STORED DATA ::
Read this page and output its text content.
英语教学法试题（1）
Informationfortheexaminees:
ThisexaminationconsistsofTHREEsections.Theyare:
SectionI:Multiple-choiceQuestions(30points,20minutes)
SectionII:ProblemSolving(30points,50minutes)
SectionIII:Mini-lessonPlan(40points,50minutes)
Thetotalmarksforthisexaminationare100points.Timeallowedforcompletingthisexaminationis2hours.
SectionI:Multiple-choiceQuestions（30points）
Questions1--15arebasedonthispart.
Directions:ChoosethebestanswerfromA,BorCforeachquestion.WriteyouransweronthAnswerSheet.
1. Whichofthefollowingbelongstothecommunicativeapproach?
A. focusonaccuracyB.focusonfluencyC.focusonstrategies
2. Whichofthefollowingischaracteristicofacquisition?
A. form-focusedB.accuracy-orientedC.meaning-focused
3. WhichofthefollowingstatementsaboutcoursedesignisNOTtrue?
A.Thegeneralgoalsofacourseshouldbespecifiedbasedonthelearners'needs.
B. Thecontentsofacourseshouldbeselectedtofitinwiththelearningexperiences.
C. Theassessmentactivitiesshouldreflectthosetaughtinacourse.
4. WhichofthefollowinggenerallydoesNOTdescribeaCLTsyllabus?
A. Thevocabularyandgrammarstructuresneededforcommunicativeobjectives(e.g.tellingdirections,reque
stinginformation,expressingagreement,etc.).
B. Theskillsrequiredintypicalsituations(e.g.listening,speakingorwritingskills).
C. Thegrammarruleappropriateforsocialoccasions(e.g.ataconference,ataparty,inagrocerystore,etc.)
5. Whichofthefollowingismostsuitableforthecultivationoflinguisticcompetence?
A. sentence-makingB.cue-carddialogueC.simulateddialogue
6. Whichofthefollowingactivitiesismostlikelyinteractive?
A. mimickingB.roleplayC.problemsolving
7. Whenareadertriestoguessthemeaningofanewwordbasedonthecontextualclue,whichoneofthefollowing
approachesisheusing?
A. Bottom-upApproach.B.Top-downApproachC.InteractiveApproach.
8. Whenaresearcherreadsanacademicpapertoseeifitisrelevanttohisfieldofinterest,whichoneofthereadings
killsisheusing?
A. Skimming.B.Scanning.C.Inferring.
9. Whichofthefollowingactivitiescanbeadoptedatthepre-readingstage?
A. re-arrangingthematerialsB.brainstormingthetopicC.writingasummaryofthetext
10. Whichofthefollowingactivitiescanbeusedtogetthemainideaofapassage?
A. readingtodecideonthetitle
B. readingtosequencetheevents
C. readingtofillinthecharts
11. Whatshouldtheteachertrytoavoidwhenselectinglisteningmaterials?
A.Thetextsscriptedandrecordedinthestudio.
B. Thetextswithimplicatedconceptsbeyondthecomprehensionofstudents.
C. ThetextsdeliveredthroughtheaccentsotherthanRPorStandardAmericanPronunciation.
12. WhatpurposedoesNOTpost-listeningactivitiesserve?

--

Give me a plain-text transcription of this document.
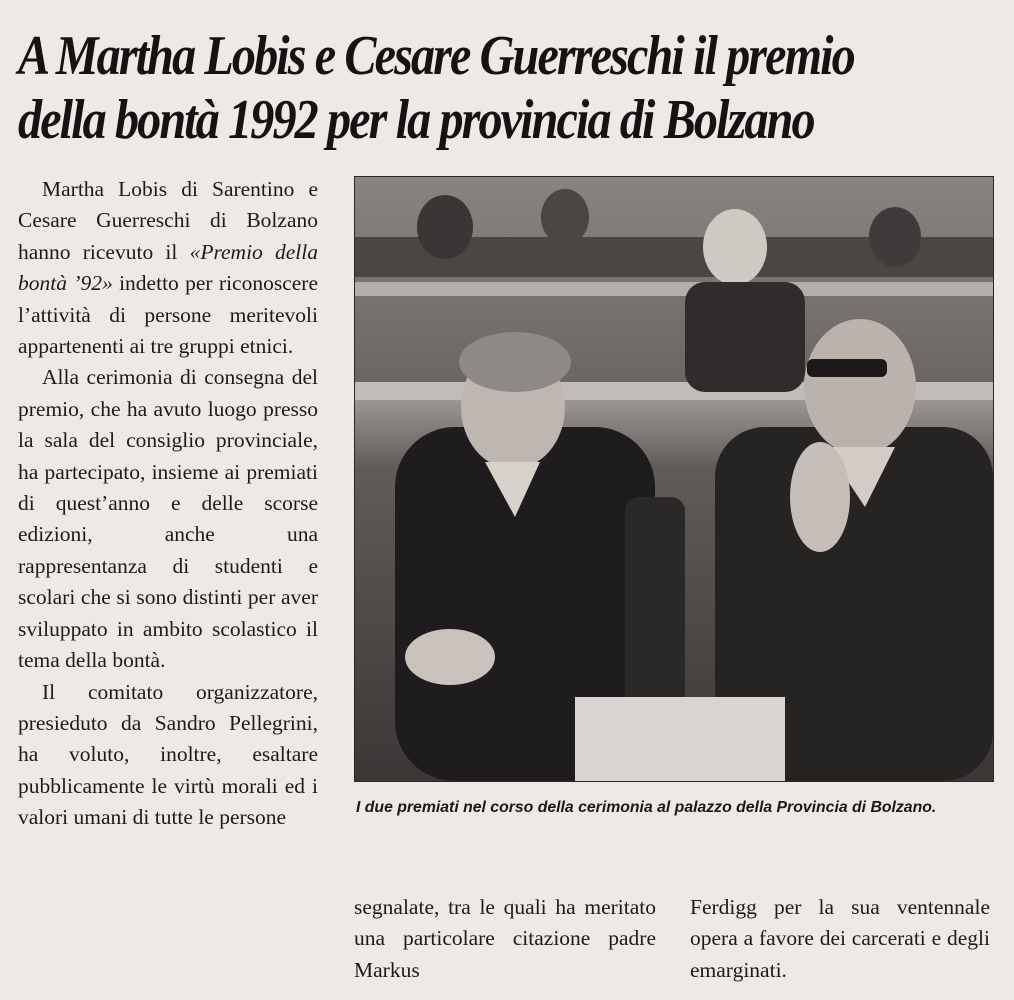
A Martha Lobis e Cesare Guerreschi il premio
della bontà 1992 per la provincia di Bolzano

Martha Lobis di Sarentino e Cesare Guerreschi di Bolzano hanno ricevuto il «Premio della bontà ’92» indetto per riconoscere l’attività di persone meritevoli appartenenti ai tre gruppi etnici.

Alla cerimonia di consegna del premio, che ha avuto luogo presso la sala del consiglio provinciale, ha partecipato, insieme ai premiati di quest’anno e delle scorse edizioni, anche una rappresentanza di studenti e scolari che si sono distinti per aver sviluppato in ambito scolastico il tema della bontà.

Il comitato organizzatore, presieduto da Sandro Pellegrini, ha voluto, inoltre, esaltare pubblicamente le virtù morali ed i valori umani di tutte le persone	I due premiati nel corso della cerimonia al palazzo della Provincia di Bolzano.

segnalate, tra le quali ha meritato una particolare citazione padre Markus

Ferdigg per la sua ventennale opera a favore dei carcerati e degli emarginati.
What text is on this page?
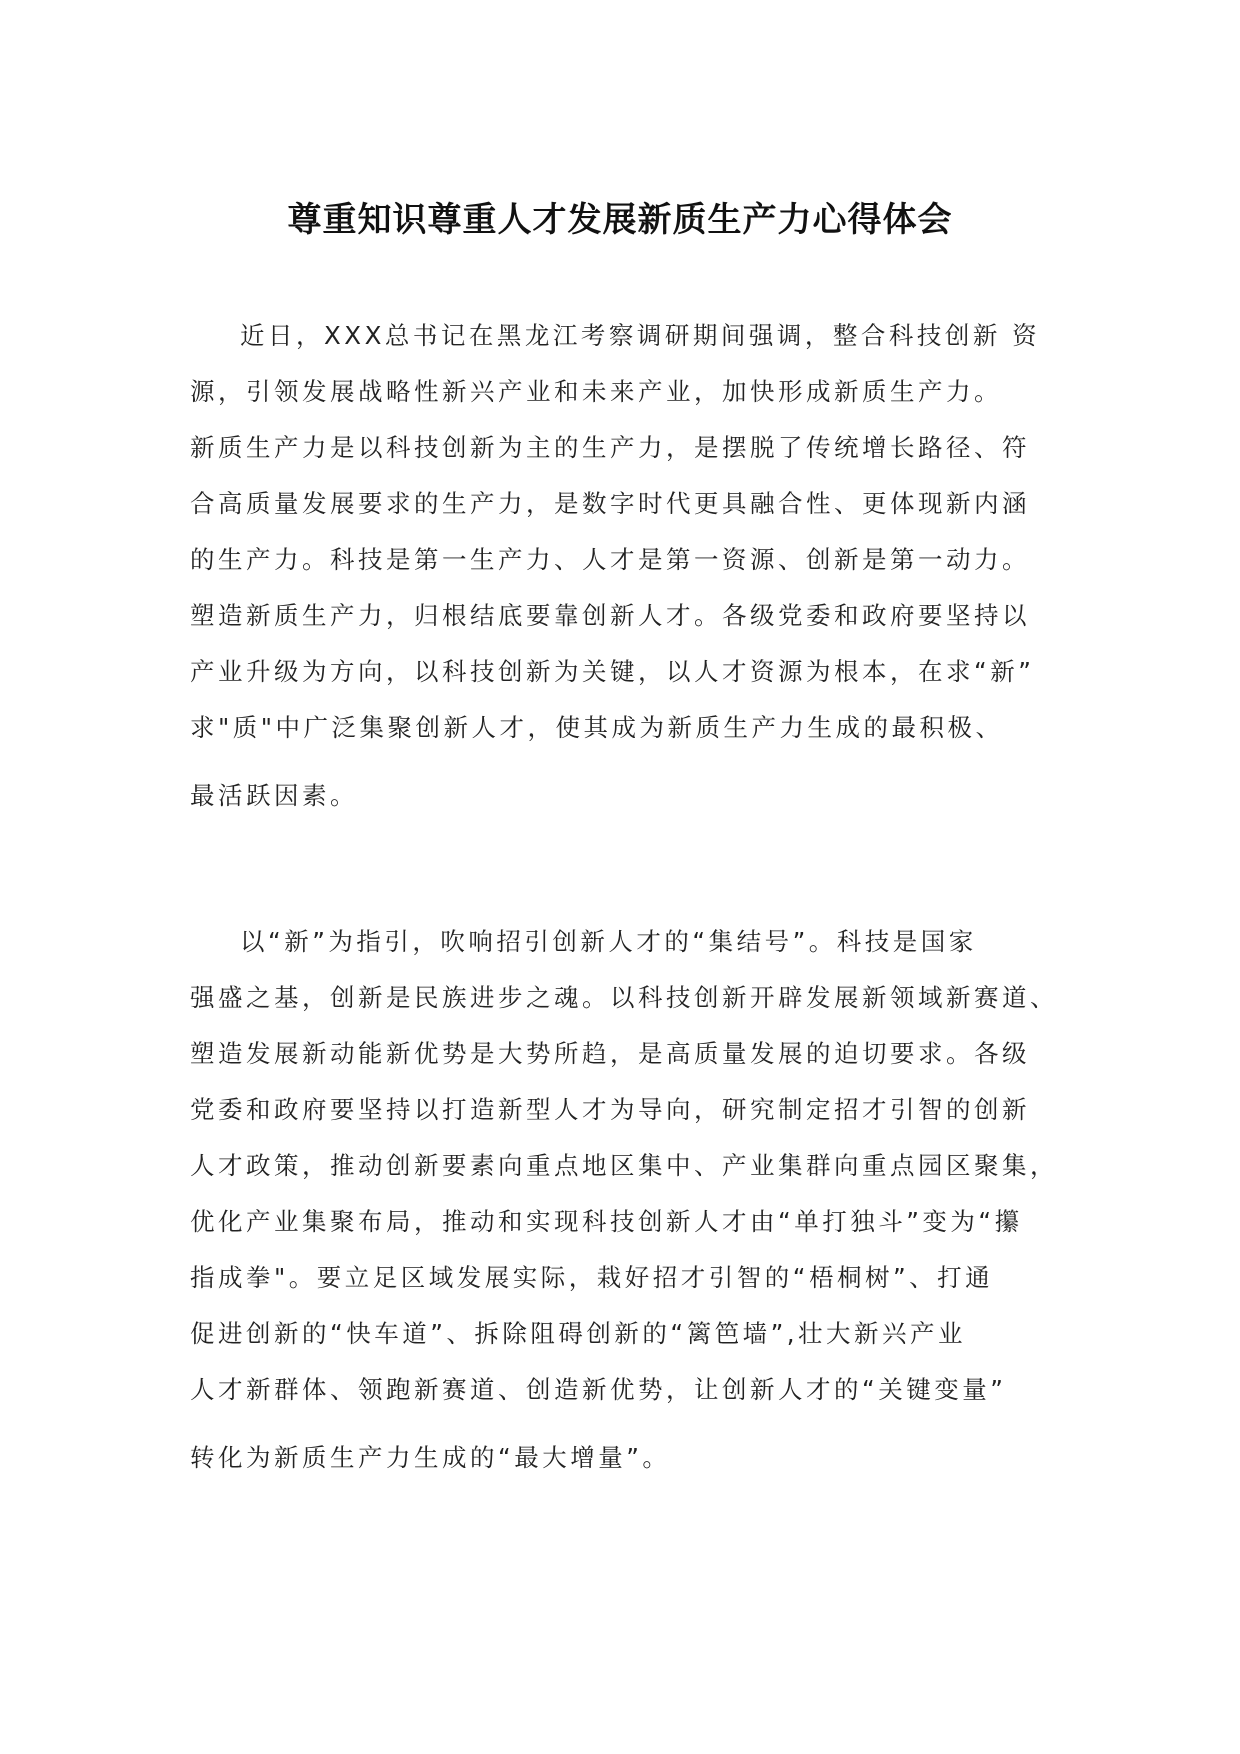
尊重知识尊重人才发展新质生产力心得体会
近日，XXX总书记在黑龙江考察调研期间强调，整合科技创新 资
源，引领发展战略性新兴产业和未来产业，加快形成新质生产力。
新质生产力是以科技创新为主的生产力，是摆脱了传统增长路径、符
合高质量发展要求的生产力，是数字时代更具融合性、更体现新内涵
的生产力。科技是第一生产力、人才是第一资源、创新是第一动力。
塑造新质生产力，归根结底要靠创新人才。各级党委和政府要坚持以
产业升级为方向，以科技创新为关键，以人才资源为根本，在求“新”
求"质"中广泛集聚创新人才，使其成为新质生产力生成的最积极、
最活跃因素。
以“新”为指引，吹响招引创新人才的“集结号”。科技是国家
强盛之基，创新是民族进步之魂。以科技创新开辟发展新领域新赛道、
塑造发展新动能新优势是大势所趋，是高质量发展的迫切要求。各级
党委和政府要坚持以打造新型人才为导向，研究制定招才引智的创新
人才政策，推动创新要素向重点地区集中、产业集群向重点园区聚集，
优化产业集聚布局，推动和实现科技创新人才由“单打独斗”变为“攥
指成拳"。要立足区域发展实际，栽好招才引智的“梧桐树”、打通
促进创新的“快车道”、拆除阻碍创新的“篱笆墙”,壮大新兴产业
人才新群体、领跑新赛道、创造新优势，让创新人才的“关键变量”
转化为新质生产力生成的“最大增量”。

WHAT THIS TASK INVOLVES ::
From the records above, work out how many lines contain the string "Lobis". Give only the number.

FULL RESPONSE ::
2